[INSTRUCTIONS]
#1 In the immigration law blog posts below, on which Supreme Court decision did the Tenth Circuit rely in holding that "crime of violence" is too vague?
#2 Continue the immigration law blog posts below, beginning right after their final line.

[DOCUMENT SEGMENT]
* start *
Showing posts with label Immigration and Nationality Act. Show all posts
Showing posts with label Immigration and Nationality Act. Show all posts

Thursday, October 6, 2016

After Recent Supreme Court Ruling, Crime of Violence Definition Too Vague in Immigration Law

The definition of “crime of violence”  in the Immigration and Nationality Act is deemed to be unconstitutional because it is too broad and leaves it up to interpretation by a court

Golicov v. Lynch, 2016 BL 307286, 10th Cir., No. 16-9530, 9/19/16.

The Tenth Circuit joined a circuit split in holding that “crime of violence” is unconstitutionally too broad in the Immigration and Nationality Act (INA). The court relied on reasoning supplied by the Supreme Court in its decision of Johnson v. United States, where it held that “violent felony” was too vague under the Armed Career Criminal Act. Under the INA, an immigrant may be removed if convicted of an aggravated felony, also described as a “crime of violence.” The act’s definition for “crime of violence” is a felony that “involves a substantial risk that physical force against the person or property or another may be used in the course of committing the offense.” The court found that this definition is similar to the provision invalidated by the Supreme Court because it required a judicial official to estimate the risk posed by a crime, leaving uncertainty about how much risk it takes for a crime to qualify as a violent felony.

In this decision, the Tenth Circuit joins the Sixth, Seventh, and Ninth Circuits that “crime of violence” is too vague. The government has filed a petition for certiorari in the Ninth Circuit case.

https://www.bloomberglaw.com/public/desktop/document/Golicov_v_Lynch_No_169530_2016_BL_303072_10th_Cir_Sept_19_2016_Co?1475772138

Thursday, August 11, 2016

Government Must Quickly Place Aliens Recently Released from Jail into Detention

Under the Immigration and Naturalization Act (INA), the government must act quickly to place an alien into mandatory detention after they are recently released from jail to hold them without bond 

Preap v. Johnson, 2016 BL 252253, 9th Cir., No. 14-16326, 8/4/16.
* end *
[DATA SHOWN]
* start *
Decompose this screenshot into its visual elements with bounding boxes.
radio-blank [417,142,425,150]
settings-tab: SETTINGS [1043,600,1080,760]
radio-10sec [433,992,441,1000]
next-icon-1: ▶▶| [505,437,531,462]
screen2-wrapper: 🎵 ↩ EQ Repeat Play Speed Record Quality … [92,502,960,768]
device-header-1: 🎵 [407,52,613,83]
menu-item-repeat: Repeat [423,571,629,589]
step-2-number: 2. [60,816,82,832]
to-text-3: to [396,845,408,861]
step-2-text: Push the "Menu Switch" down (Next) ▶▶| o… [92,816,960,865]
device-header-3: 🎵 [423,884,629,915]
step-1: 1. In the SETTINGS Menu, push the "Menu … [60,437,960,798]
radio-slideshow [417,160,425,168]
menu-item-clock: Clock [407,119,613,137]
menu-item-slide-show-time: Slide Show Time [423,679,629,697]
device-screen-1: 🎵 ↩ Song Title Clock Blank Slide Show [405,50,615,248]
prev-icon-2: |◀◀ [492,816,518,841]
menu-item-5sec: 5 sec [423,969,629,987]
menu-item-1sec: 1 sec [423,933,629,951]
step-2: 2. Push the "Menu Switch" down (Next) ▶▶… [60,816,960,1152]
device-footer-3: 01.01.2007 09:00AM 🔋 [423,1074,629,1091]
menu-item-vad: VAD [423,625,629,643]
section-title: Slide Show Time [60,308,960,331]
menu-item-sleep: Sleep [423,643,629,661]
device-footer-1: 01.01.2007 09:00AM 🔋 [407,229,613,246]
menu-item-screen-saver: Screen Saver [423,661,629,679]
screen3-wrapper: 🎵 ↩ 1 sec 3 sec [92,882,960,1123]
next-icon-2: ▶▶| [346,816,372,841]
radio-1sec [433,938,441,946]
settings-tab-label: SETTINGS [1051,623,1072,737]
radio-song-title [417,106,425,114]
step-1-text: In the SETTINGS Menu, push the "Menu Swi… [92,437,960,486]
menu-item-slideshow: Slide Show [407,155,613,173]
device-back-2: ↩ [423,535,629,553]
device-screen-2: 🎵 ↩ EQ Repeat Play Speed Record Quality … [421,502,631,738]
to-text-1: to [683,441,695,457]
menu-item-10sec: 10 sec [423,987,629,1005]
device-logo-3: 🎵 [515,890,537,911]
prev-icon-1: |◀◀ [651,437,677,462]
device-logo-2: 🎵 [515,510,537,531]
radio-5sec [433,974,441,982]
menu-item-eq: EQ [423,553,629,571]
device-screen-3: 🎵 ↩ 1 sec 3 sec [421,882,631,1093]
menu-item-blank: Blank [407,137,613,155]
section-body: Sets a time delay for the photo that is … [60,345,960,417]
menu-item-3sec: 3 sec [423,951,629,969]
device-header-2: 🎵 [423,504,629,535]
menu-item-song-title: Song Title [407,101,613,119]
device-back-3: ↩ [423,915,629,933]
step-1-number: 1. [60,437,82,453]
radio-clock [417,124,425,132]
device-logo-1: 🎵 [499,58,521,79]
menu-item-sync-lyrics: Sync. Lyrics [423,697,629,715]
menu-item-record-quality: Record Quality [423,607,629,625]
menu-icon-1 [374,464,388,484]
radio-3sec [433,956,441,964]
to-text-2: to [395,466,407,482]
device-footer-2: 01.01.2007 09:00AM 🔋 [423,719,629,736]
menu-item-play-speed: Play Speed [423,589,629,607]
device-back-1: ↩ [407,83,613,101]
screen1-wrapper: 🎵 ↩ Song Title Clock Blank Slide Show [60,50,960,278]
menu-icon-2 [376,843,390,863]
* end *
[RESPONSES]
#1 Johnson v. United States.

#2
   The Ninth Circuit joined a minority of jurisdictions in requiring the government to act quickly to place aliens recently released from jail into mandatory detention without bond under the INA. The controversy arose because of the statute’s language that requires the government to take an alien into custody “when the alien is released” from jail. Relying on statutory context and legislative history, the court held that there cannot be a lengthy period between an alien’s release and subsequent detention. It said, “[B]ecause Congress’s use of the word ‘when’ conveys immediacy, we conclude that the immigration detention must occur promptly upon the aliens’ release from criminal custody.” The circuit court suggested that the individual circumstances of each case should be considered to determine if government detention occurred quickly after a release from jail.

https://www.bloomberglaw.com/public/desktop/document/Preap_v_Johnson_No_1416326_NO_1416779_2016_BL_252253_9th_Cir_Aug_?1470942090

Friday, July 22, 2016

Vague Law Prevents Removal of Albanian Immigrant that Committed Robbery

A provision under the Immigration and Nationality Act is void because of vagueness, preventing removal of an immigrant that committed a non-armed robbery

Shuti v. Lynch, 2016 BL 217913, 6th Cir., No. 15-3835, 7/7/16.

   The Sixth Circuit joined the Seventh and Ninth Circuits in voiding a provision from the Immigration and Nationality Act (INA) for being too vague using precedent from Johnson v. United States. Under Johnson, the Supreme Court held that “violent felony” was unconstitutionally vague in the Armed Criminal Career Act (ACCA). In making this decision, the court ruled that the precedent set in Johnson could be “mixed and matched” with other statutes, making it applicable to other acts with similar language. The court held that the definition of “crime of violence” shares a resemblance to the ACCA’s “violent felony” definition, which was eventually invalidated. The order was vacated ad the case was remanded.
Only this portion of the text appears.